Set down, in full, every record in the block.

• • • • •

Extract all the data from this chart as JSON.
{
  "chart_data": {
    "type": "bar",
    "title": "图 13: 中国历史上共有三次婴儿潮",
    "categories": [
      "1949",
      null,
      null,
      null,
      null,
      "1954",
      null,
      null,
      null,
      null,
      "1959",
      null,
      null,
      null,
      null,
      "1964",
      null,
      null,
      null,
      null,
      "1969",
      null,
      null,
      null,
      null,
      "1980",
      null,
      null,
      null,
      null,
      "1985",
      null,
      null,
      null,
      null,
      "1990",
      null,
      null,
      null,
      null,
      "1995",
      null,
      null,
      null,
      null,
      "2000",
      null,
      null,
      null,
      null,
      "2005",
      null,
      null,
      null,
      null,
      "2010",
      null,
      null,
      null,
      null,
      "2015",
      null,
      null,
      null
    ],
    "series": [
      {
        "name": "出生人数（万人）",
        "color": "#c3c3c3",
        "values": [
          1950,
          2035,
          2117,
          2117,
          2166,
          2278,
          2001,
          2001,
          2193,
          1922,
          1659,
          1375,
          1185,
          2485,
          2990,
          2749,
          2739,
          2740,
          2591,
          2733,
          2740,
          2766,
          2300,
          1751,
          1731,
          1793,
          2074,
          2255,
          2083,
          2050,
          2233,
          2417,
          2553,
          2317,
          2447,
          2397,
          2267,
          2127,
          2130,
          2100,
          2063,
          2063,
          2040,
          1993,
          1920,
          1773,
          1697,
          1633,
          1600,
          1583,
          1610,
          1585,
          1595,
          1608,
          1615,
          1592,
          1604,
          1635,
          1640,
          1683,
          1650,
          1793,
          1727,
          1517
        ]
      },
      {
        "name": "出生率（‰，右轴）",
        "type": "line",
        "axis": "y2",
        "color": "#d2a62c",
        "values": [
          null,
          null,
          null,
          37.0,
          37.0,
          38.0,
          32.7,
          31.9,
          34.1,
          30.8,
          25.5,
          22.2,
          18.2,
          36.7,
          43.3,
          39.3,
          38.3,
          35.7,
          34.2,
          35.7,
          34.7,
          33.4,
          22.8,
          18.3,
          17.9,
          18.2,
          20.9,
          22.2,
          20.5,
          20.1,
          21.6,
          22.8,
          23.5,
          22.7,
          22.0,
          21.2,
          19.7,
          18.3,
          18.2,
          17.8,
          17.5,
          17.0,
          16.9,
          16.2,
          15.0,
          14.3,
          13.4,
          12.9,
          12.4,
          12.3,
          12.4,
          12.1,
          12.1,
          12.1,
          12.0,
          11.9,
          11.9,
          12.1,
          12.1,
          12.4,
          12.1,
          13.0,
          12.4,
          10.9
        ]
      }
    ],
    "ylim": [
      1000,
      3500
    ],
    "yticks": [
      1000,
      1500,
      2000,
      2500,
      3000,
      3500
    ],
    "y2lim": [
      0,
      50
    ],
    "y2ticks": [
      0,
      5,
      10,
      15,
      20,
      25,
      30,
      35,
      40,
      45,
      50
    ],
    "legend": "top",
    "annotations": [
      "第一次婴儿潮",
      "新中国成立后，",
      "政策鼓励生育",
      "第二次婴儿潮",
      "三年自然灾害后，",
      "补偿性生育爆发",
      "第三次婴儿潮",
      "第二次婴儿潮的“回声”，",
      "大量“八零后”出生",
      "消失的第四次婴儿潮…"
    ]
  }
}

• • • • •

RESULT FOR THIS EXERCISE ->
Extract all the data from this chart as JSON.
{
  "chart_data": {
    "type": "bar",
    "title": "图 13: 中国历史上共有三次婴儿潮",
    "categories": [
      "1949",
      null,
      null,
      null,
      null,
      "1954",
      null,
      null,
      null,
      null,
      "1959",
      null,
      null,
      null,
      null,
      "1964",
      null,
      null,
      null,
      null,
      "1969",
      null,
      null,
      null,
      null,
      "1980",
      null,
      null,
      null,
      null,
      "1985",
      null,
      null,
      null,
      null,
      "1990",
      null,
      null,
      null,
      null,
      "1995",
      null,
      null,
      null,
      null,
      "2000",
      null,
      null,
      null,
      null,
      "2005",
      null,
      null,
      null,
      null,
      "2010",
      null,
      null,
      null,
      null,
      "2015",
      null,
      null,
      null
    ],
    "series": [
      {
        "name": "出生人数（万人）",
        "color": "#c3c3c3",
        "values": [
          1950,
          2035,
          2117,
          2117,
          2166,
          2278,
          2001,
          2001,
          2193,
          1922,
          1659,
          1375,
          1185,
          2485,
          2990,
          2749,
          2739,
          2740,
          2591,
          2733,
          2740,
          2766,
          2300,
          1751,
          1731,
          1793,
          2074,
          2255,
          2083,
          2050,
          2233,
          2417,
          2553,
          2317,
          2447,
          2397,
          2267,
          2127,
          2130,
          2100,
          2063,
          2063,
          2040,
          1993,
          1920,
          1773,
          1697,
          1633,
          1600,
          1583,
          1610,
          1585,
          1595,
          1608,
          1615,
          1592,
          1604,
          1635,
          1640,
          1683,
          1650,
          1793,
          1727,
          1517
        ]
      },
      {
        "name": "出生率（‰，右轴）",
        "type": "line",
        "axis": "y2",
        "color": "#d2a62c",
        "values": [
          null,
          null,
          null,
          37.0,
          37.0,
          38.0,
          32.7,
          31.9,
          34.1,
          30.8,
          25.5,
          22.2,
          18.2,
          36.7,
          43.3,
          39.3,
          38.3,
          35.7,
          34.2,
          35.7,
          34.7,
          33.4,
          22.8,
          18.3,
          17.9,
          18.2,
          20.9,
          22.2,
          20.5,
          20.1,
          21.6,
          22.8,
          23.5,
          22.7,
          22.0,
          21.2,
          19.7,
          18.3,
          18.2,
          17.8,
          17.5,
          17.0,
          16.9,
          16.2,
          15.0,
          14.3,
          13.4,
          12.9,
          12.4,
          12.3,
          12.4,
          12.1,
          12.1,
          12.1,
          12.0,
          11.9,
          11.9,
          12.1,
          12.1,
          12.4,
          12.1,
          13.0,
          12.4,
          10.9
        ]
      }
    ],
    "ylim": [
      1000,
      3500
    ],
    "yticks": [
      1000,
      1500,
      2000,
      2500,
      3000,
      3500
    ],
    "y2lim": [
      0,
      50
    ],
    "y2ticks": [
      0,
      5,
      10,
      15,
      20,
      25,
      30,
      35,
      40,
      45,
      50
    ],
    "legend": "top",
    "annotations": [
      "第一次婴儿潮",
      "新中国成立后，",
      "政策鼓励生育",
      "第二次婴儿潮",
      "三年自然灾害后，",
      "补偿性生育爆发",
      "第三次婴儿潮",
      "第二次婴儿潮的“回声”，",
      "大量“八零后”出生",
      "消失的第四次婴儿潮…"
    ]
  }
}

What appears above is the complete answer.